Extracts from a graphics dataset
— Begin —

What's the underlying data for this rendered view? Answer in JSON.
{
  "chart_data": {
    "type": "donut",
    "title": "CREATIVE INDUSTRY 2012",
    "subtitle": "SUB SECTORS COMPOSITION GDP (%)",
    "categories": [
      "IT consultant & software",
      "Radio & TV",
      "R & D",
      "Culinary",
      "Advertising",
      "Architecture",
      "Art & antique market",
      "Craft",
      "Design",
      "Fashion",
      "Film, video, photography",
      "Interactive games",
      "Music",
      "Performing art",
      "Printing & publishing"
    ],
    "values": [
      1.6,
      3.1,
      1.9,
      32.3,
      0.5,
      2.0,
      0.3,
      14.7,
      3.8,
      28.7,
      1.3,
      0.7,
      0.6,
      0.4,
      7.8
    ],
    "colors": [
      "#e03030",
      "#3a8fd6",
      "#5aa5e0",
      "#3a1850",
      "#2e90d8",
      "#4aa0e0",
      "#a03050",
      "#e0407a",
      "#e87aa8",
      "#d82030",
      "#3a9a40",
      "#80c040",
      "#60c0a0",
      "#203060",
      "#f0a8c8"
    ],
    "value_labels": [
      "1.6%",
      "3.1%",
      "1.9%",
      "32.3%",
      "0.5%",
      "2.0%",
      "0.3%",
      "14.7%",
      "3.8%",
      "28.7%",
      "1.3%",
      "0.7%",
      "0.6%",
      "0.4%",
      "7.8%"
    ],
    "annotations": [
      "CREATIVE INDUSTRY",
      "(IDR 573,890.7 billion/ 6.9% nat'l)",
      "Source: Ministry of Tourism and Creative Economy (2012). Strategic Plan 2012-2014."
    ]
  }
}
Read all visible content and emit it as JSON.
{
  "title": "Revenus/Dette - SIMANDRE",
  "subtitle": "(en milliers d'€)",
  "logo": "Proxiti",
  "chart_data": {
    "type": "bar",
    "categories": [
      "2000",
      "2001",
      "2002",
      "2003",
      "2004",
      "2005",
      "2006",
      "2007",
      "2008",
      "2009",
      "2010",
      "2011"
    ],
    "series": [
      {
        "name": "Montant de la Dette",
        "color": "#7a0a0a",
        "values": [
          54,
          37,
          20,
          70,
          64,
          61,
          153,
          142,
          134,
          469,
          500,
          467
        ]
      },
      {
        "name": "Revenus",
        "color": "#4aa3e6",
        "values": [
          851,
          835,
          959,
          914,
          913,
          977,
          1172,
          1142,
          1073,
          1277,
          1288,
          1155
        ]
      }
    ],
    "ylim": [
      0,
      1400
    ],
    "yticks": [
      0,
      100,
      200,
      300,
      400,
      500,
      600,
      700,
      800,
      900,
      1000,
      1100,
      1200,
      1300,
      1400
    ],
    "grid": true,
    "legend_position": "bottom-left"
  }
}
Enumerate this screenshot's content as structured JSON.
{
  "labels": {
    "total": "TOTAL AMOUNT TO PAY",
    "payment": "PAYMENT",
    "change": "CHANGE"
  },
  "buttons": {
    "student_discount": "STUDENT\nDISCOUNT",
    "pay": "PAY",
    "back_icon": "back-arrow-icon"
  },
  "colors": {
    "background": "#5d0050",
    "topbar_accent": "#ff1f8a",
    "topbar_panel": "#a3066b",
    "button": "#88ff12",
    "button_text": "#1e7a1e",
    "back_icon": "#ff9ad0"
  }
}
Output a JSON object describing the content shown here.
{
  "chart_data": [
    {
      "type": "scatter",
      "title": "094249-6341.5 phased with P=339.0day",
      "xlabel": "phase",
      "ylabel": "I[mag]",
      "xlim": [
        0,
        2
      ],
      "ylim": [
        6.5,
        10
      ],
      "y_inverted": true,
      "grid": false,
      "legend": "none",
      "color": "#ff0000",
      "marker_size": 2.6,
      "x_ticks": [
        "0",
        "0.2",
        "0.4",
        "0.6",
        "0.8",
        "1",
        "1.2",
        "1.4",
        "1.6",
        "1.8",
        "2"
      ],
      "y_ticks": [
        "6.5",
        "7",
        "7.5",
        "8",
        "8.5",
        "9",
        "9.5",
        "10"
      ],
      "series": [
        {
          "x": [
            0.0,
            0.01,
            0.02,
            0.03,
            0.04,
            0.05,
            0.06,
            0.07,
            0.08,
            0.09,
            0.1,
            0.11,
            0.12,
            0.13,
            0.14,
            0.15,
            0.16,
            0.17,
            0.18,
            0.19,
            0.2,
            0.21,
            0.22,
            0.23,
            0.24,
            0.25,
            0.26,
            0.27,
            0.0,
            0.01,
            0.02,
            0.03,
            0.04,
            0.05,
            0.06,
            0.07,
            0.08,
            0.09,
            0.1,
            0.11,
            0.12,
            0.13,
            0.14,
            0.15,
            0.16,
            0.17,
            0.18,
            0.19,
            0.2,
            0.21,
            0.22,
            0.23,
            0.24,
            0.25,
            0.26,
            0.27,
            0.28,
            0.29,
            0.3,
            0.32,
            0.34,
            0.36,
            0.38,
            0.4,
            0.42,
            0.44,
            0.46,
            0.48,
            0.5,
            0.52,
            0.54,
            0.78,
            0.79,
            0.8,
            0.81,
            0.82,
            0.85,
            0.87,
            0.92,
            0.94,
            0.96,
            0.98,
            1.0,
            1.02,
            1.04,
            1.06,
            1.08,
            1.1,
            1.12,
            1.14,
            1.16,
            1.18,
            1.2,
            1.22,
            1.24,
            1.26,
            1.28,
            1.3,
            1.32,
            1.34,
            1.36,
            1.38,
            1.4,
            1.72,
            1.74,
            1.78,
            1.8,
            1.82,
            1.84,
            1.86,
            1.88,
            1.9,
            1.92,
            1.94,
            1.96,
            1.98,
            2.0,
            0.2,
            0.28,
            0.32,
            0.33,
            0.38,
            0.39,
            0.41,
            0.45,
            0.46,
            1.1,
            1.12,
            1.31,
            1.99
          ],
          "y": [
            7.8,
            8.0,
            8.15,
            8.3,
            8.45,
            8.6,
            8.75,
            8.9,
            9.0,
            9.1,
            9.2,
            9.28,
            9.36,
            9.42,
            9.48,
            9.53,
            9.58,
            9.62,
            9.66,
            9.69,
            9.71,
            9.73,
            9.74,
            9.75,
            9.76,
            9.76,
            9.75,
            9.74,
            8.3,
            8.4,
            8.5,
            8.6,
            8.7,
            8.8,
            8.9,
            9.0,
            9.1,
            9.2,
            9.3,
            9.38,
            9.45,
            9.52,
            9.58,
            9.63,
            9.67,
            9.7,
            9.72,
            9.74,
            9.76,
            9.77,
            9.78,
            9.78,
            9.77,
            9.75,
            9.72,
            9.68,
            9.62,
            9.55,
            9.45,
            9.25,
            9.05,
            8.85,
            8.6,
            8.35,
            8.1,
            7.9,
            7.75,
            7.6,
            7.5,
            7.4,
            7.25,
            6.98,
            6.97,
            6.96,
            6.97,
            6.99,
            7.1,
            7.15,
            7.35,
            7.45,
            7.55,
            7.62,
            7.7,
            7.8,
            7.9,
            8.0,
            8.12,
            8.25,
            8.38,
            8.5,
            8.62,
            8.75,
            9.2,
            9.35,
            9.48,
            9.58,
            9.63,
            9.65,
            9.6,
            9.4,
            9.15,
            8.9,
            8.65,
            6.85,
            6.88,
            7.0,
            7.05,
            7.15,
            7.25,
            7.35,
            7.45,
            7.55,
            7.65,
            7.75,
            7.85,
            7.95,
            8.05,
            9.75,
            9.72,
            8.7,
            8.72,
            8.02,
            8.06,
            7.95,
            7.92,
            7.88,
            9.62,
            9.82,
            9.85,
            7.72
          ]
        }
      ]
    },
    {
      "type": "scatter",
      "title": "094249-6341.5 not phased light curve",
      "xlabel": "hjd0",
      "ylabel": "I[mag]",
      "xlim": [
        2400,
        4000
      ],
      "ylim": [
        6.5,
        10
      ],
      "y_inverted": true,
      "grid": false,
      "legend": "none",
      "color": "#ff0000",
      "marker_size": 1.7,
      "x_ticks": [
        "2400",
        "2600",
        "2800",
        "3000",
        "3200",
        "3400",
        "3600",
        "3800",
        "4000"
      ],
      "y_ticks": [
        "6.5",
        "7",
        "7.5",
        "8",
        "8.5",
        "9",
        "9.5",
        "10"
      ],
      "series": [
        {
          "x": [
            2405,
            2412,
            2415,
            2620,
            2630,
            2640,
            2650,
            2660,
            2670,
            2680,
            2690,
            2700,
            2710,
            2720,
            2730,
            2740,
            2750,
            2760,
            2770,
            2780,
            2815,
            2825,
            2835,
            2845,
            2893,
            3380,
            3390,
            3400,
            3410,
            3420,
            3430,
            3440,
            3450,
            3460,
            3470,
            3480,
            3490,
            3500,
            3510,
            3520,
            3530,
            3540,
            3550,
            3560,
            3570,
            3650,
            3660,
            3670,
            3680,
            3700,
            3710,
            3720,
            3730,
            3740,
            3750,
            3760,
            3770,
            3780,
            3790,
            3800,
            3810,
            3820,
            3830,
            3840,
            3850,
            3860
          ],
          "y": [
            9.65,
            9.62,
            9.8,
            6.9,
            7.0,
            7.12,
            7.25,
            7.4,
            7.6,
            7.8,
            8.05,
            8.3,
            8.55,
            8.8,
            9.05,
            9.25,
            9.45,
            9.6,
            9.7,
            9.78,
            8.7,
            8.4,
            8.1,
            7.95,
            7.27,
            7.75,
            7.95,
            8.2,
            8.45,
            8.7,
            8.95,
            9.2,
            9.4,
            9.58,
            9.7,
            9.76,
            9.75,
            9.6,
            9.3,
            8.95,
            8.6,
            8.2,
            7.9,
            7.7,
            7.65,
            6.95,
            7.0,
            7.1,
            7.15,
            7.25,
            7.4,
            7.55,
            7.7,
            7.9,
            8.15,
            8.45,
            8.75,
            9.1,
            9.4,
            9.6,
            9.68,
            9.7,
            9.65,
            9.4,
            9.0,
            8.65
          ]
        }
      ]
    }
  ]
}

— End —

> GIVEN INSTRUCTION
Pull out every line containing "Dette".

> FULL ANSWER
  "title": "Revenus/Dette - SIMANDRE",
        "name": "Montant de la Dette",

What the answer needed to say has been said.